| Goal |
Output the material below unchanged, apart from leaving out the pictures.

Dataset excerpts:
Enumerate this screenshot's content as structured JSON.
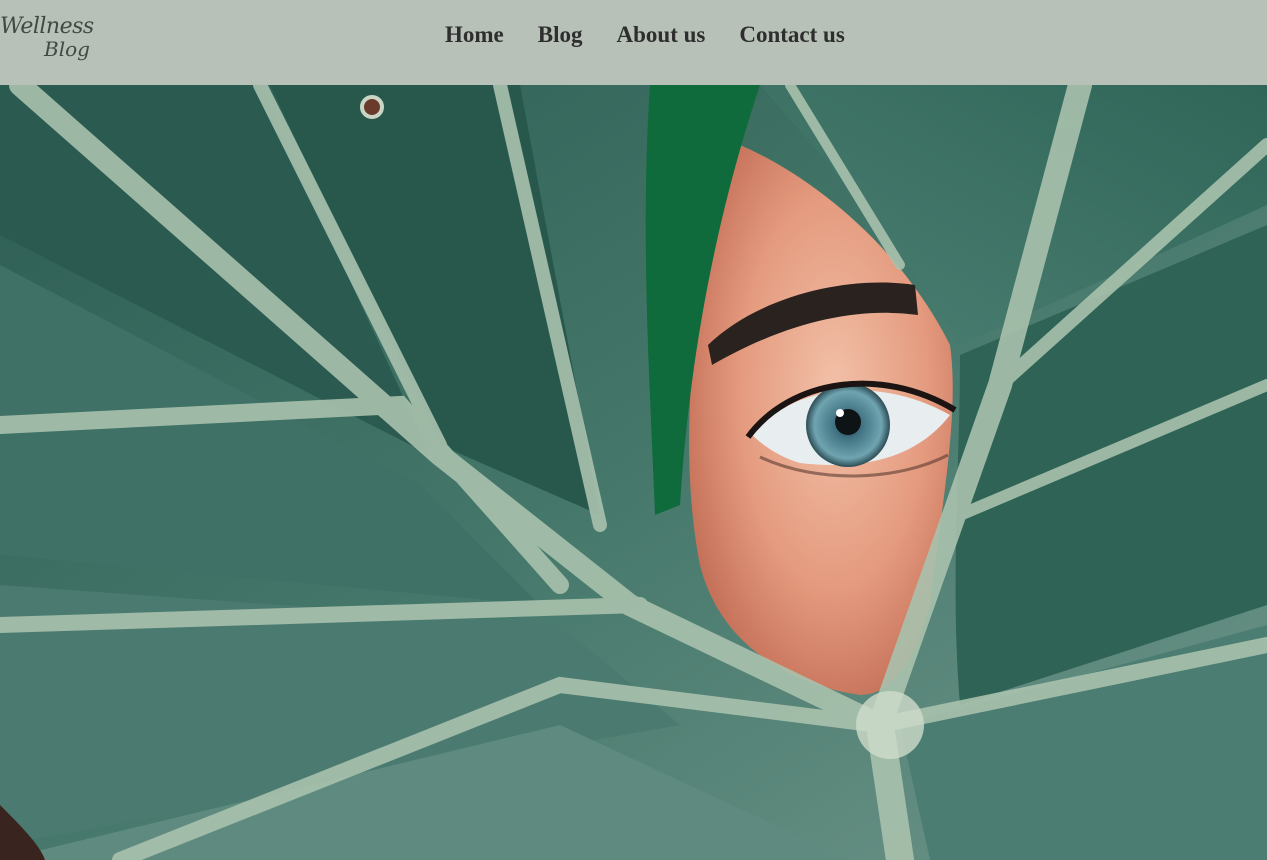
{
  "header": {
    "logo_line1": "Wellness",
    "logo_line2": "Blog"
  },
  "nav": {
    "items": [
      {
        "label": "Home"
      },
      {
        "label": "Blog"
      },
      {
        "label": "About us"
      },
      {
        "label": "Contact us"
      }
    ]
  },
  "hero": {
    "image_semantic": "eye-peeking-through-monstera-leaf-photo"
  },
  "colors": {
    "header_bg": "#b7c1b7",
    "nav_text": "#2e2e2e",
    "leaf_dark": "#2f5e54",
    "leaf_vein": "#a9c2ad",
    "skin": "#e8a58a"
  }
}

| Solution below |
Enumerate this screenshot's content as structured JSON.
{
  "header": {
    "logo_line1": "Wellness",
    "logo_line2": "Blog"
  },
  "nav": {
    "items": [
      {
        "label": "Home"
      },
      {
        "label": "Blog"
      },
      {
        "label": "About us"
      },
      {
        "label": "Contact us"
      }
    ]
  },
  "hero": {
    "image_semantic": "eye-peeking-through-monstera-leaf-photo"
  },
  "colors": {
    "header_bg": "#b7c1b7",
    "nav_text": "#2e2e2e",
    "leaf_dark": "#2f5e54",
    "leaf_vein": "#a9c2ad",
    "skin": "#e8a58a"
  }
}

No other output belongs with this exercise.